Your objective:
In the records below, find each line containing the word "mining" and copy it.

-- Start --

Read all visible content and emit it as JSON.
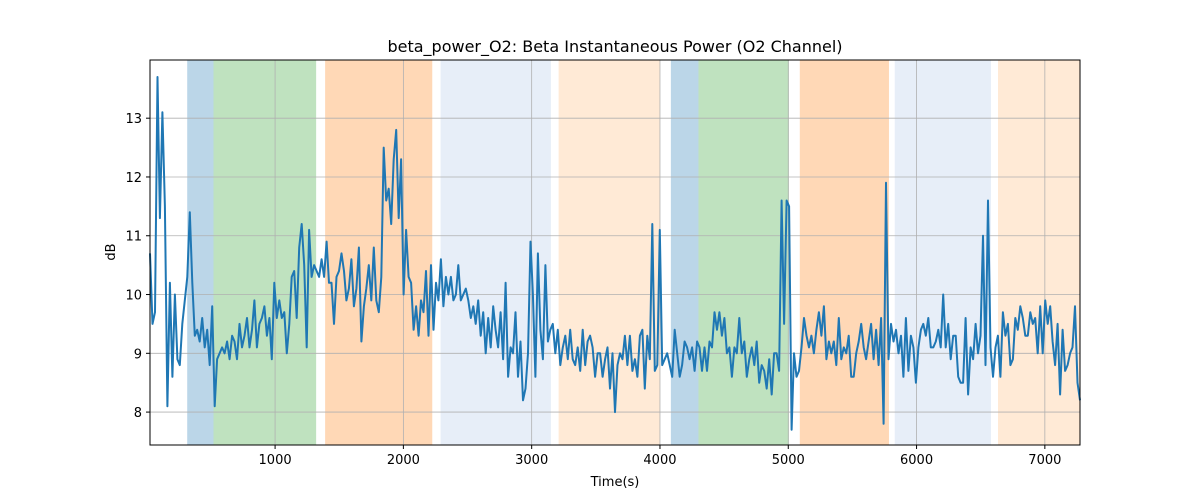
{
  "chart_data": {
    "type": "line",
    "title": "beta_power_O2: Beta Instantaneous Power (O2 Channel)",
    "xlabel": "Time(s)",
    "ylabel": "dB",
    "xlim": [
      25,
      7274
    ],
    "ylim": [
      7.44,
      13.99
    ],
    "grid": true,
    "xticks": [
      1000,
      2000,
      3000,
      4000,
      5000,
      6000,
      7000
    ],
    "yticks": [
      8,
      9,
      10,
      11,
      12,
      13
    ],
    "line_color": "#1f77b4",
    "spans": [
      {
        "start": 315,
        "end": 520,
        "color": "#1f77b4"
      },
      {
        "start": 520,
        "end": 1320,
        "color": "#2ca02c"
      },
      {
        "start": 1390,
        "end": 2225,
        "color": "#ff7f0e"
      },
      {
        "start": 2290,
        "end": 3150,
        "color": "#aec7e8"
      },
      {
        "start": 3210,
        "end": 4000,
        "color": "#ffbb78"
      },
      {
        "start": 4085,
        "end": 4300,
        "color": "#1f77b4"
      },
      {
        "start": 4300,
        "end": 5005,
        "color": "#2ca02c"
      },
      {
        "start": 5090,
        "end": 5785,
        "color": "#ff7f0e"
      },
      {
        "start": 5830,
        "end": 6580,
        "color": "#aec7e8"
      },
      {
        "start": 6635,
        "end": 7274,
        "color": "#ffbb78"
      }
    ],
    "series": [
      {
        "name": "beta_power_O2",
        "x_start": 25,
        "x_end": 7274,
        "values": [
          10.7,
          9.5,
          9.7,
          13.7,
          11.3,
          13.1,
          11.5,
          8.1,
          10.2,
          8.6,
          10.0,
          8.9,
          8.8,
          9.5,
          9.9,
          10.3,
          11.4,
          10.2,
          9.3,
          9.4,
          9.2,
          9.6,
          9.1,
          9.4,
          8.8,
          9.8,
          8.1,
          8.9,
          9.0,
          9.1,
          9.0,
          9.2,
          8.9,
          9.3,
          9.2,
          8.9,
          9.5,
          9.1,
          9.3,
          9.6,
          9.1,
          9.4,
          9.9,
          9.1,
          9.5,
          9.6,
          9.8,
          9.3,
          9.6,
          8.9,
          10.2,
          9.6,
          9.9,
          9.6,
          9.7,
          9.0,
          9.5,
          10.3,
          10.4,
          9.6,
          10.8,
          11.2,
          10.5,
          9.1,
          11.1,
          10.3,
          10.5,
          10.4,
          10.3,
          10.6,
          10.3,
          10.9,
          10.2,
          10.2,
          9.5,
          10.3,
          10.4,
          10.7,
          10.4,
          9.9,
          10.1,
          10.6,
          9.8,
          10.1,
          10.8,
          9.2,
          9.8,
          10.1,
          10.5,
          9.9,
          10.8,
          9.9,
          9.7,
          10.3,
          12.5,
          11.6,
          11.8,
          11.2,
          12.3,
          12.8,
          11.3,
          12.3,
          10.0,
          11.1,
          10.3,
          10.2,
          9.4,
          9.8,
          9.3,
          9.9,
          9.7,
          10.4,
          9.3,
          10.5,
          9.4,
          10.2,
          9.9,
          10.6,
          9.8,
          10.3,
          10.0,
          10.3,
          9.9,
          10.0,
          10.5,
          9.9,
          10.0,
          10.1,
          9.9,
          9.6,
          9.8,
          9.5,
          9.9,
          9.3,
          9.7,
          9.0,
          9.6,
          9.1,
          9.8,
          9.4,
          9.1,
          9.7,
          8.9,
          10.2,
          8.6,
          9.1,
          9.0,
          9.7,
          8.6,
          9.2,
          8.2,
          8.4,
          9.0,
          10.9,
          10.0,
          8.6,
          10.7,
          9.4,
          8.9,
          10.5,
          9.2,
          9.4,
          9.5,
          9.0,
          9.4,
          8.8,
          9.1,
          9.3,
          8.9,
          9.4,
          8.9,
          8.8,
          9.1,
          8.7,
          9.4,
          8.8,
          9.2,
          9.3,
          9.1,
          8.6,
          9.0,
          9.0,
          8.6,
          8.9,
          9.1,
          8.4,
          9.0,
          8.0,
          8.8,
          9.0,
          8.9,
          9.3,
          8.8,
          9.3,
          8.7,
          8.9,
          8.6,
          9.3,
          9.4,
          8.4,
          9.3,
          8.9,
          11.2,
          8.7,
          8.8,
          11.1,
          8.8,
          8.9,
          9.0,
          8.8,
          8.6,
          9.4,
          9.0,
          8.6,
          8.8,
          9.2,
          9.1,
          8.9,
          9.1,
          8.7,
          9.2,
          9.1,
          8.7,
          9.1,
          8.7,
          9.2,
          9.1,
          9.7,
          9.4,
          9.7,
          9.3,
          9.6,
          9.0,
          9.1,
          8.6,
          9.1,
          9.0,
          9.6,
          9.0,
          9.2,
          8.6,
          8.9,
          9.1,
          8.8,
          9.2,
          8.5,
          8.8,
          8.7,
          8.4,
          8.9,
          8.3,
          9.0,
          9.0,
          8.7,
          11.6,
          9.5,
          11.6,
          11.5,
          7.7,
          9.0,
          8.6,
          8.7,
          9.1,
          9.6,
          9.3,
          9.1,
          9.3,
          9.0,
          9.4,
          9.7,
          9.3,
          9.8,
          8.9,
          9.2,
          9.0,
          9.2,
          8.8,
          9.6,
          8.9,
          9.1,
          9.0,
          9.3,
          8.6,
          8.6,
          9.0,
          9.2,
          9.5,
          9.1,
          8.9,
          9.2,
          9.5,
          8.9,
          9.4,
          8.8,
          9.6,
          7.8,
          11.9,
          8.9,
          9.5,
          9.2,
          9.4,
          9.0,
          9.3,
          8.6,
          9.6,
          8.7,
          9.3,
          9.1,
          8.5,
          9.1,
          9.4,
          9.5,
          9.3,
          9.6,
          9.1,
          9.1,
          9.2,
          9.4,
          9.1,
          10.0,
          9.1,
          9.5,
          8.9,
          9.3,
          9.3,
          8.6,
          8.5,
          8.5,
          9.6,
          8.3,
          9.1,
          8.9,
          9.5,
          9.0,
          9.3,
          11.0,
          8.8,
          11.6,
          9.1,
          8.6,
          9.1,
          9.3,
          8.6,
          9.7,
          9.3,
          9.5,
          8.8,
          8.9,
          9.6,
          9.4,
          9.8,
          9.6,
          9.3,
          9.3,
          9.7,
          9.5,
          9.6,
          9.0,
          9.8,
          9.0,
          9.9,
          9.5,
          9.8,
          9.2,
          8.8,
          9.5,
          8.3,
          9.4,
          8.7,
          8.8,
          9.0,
          9.1,
          9.8,
          8.5,
          8.2
        ]
      }
    ]
  }
}
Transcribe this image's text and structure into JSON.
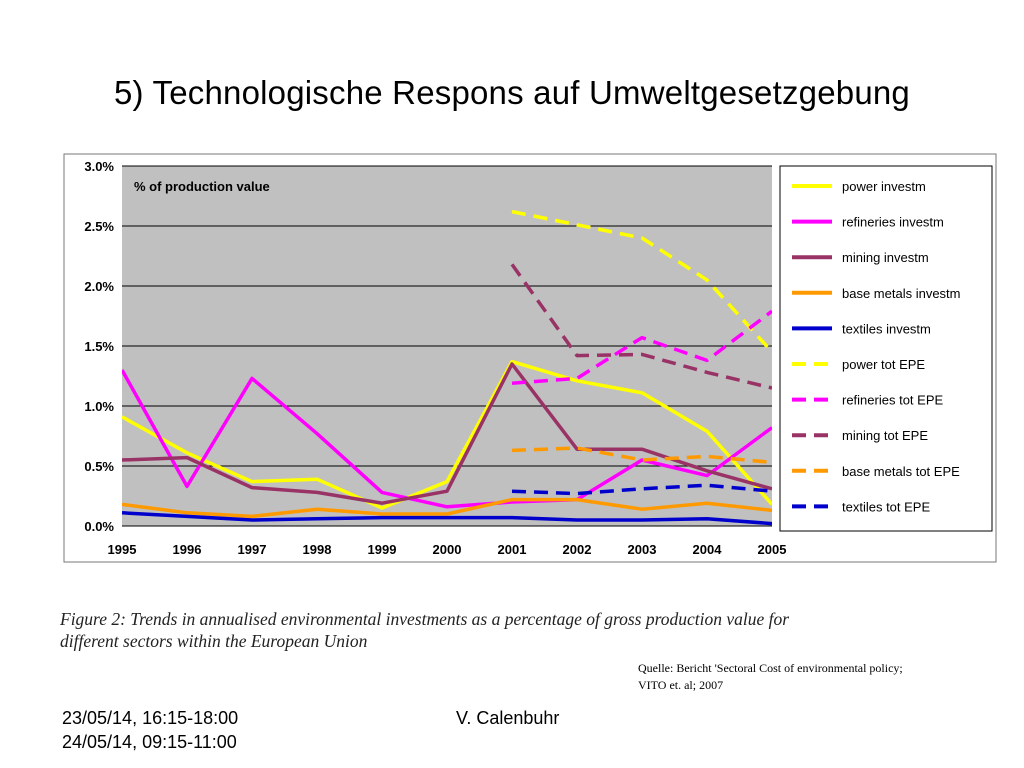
{
  "slide": {
    "title": "5) Technologische Respons auf Umweltgesetzgebung",
    "caption_line1": "Figure 2: Trends in annualised environmental investments as a percentage of gross production value for",
    "caption_line2": "different sectors within the European Union",
    "source_line1": "Quelle: Bericht 'Sectoral Cost of environmental policy;",
    "source_line2": "VITO et. al; 2007",
    "footer_date1": "23/05/14, 16:15-18:00",
    "footer_date2": "24/05/14, 09:15-11:00",
    "footer_author": "V. Calenbuhr"
  },
  "chart_data": {
    "type": "line",
    "annotation": "% of production value",
    "categories": [
      "1995",
      "1996",
      "1997",
      "1998",
      "1999",
      "2000",
      "2001",
      "2002",
      "2003",
      "2004",
      "2005"
    ],
    "ylim": [
      0,
      3.0
    ],
    "yticks": [
      "0.0%",
      "0.5%",
      "1.0%",
      "1.5%",
      "2.0%",
      "2.5%",
      "3.0%"
    ],
    "ytick_values": [
      0,
      0.5,
      1.0,
      1.5,
      2.0,
      2.5,
      3.0
    ],
    "grid": true,
    "legend_position": "right",
    "background": "#c0c0c0",
    "series": [
      {
        "name": "power investm",
        "color": "#ffff00",
        "dashed": false,
        "values": [
          0.91,
          0.61,
          0.37,
          0.39,
          0.15,
          0.37,
          1.37,
          1.21,
          1.11,
          0.79,
          0.18
        ]
      },
      {
        "name": "refineries investm",
        "color": "#ff00ff",
        "dashed": false,
        "values": [
          1.3,
          0.33,
          1.23,
          0.77,
          0.28,
          0.16,
          0.2,
          0.22,
          0.55,
          0.42,
          0.82
        ]
      },
      {
        "name": "mining investm",
        "color": "#993366",
        "dashed": false,
        "values": [
          0.55,
          0.57,
          0.32,
          0.28,
          0.19,
          0.29,
          1.35,
          0.64,
          0.64,
          0.46,
          0.31
        ]
      },
      {
        "name": "base metals investm",
        "color": "#ff9900",
        "dashed": false,
        "values": [
          0.18,
          0.11,
          0.08,
          0.14,
          0.1,
          0.1,
          0.22,
          0.22,
          0.14,
          0.19,
          0.13
        ]
      },
      {
        "name": "textiles investm",
        "color": "#0000cc",
        "dashed": false,
        "values": [
          0.11,
          0.08,
          0.05,
          0.06,
          0.07,
          0.07,
          0.07,
          0.05,
          0.05,
          0.06,
          0.02
        ]
      },
      {
        "name": "power tot EPE",
        "color": "#ffff00",
        "dashed": true,
        "values": [
          null,
          null,
          null,
          null,
          null,
          null,
          2.62,
          2.51,
          2.4,
          2.05,
          1.45
        ]
      },
      {
        "name": "refineries tot EPE",
        "color": "#ff00ff",
        "dashed": true,
        "values": [
          null,
          null,
          null,
          null,
          null,
          null,
          1.19,
          1.23,
          1.57,
          1.38,
          1.79
        ]
      },
      {
        "name": "mining tot EPE",
        "color": "#993366",
        "dashed": true,
        "values": [
          null,
          null,
          null,
          null,
          null,
          null,
          2.18,
          1.42,
          1.43,
          1.28,
          1.15
        ]
      },
      {
        "name": "base metals tot EPE",
        "color": "#ff9900",
        "dashed": true,
        "values": [
          null,
          null,
          null,
          null,
          null,
          null,
          0.63,
          0.65,
          0.55,
          0.58,
          0.53
        ]
      },
      {
        "name": "textiles tot EPE",
        "color": "#0000cc",
        "dashed": true,
        "values": [
          null,
          null,
          null,
          null,
          null,
          null,
          0.29,
          0.27,
          0.31,
          0.34,
          0.29
        ]
      }
    ]
  }
}
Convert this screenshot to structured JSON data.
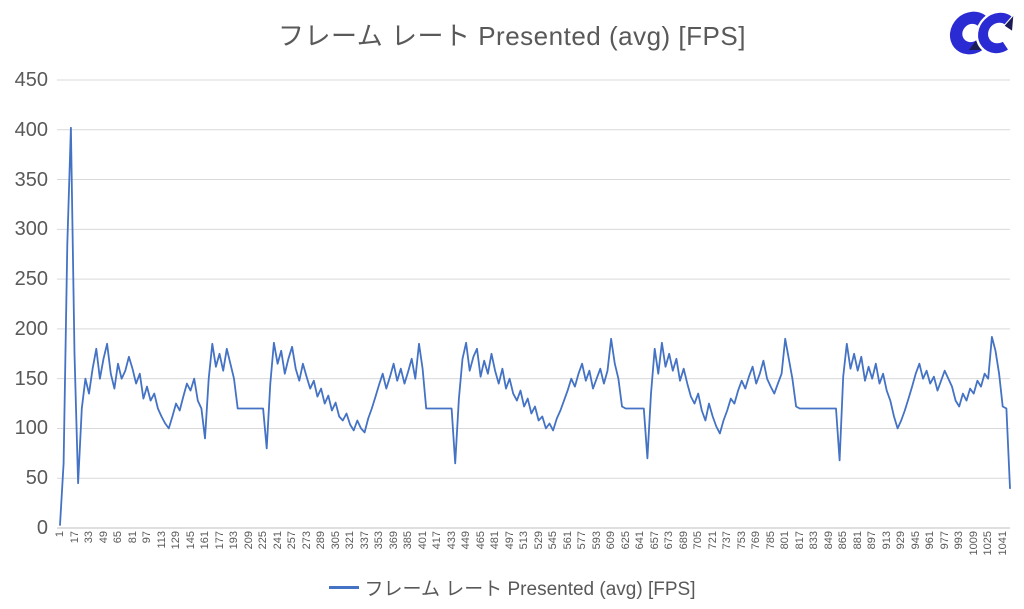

-- End --

The completed task:
        "name": "mining investm",
        "name": "mining tot EPE",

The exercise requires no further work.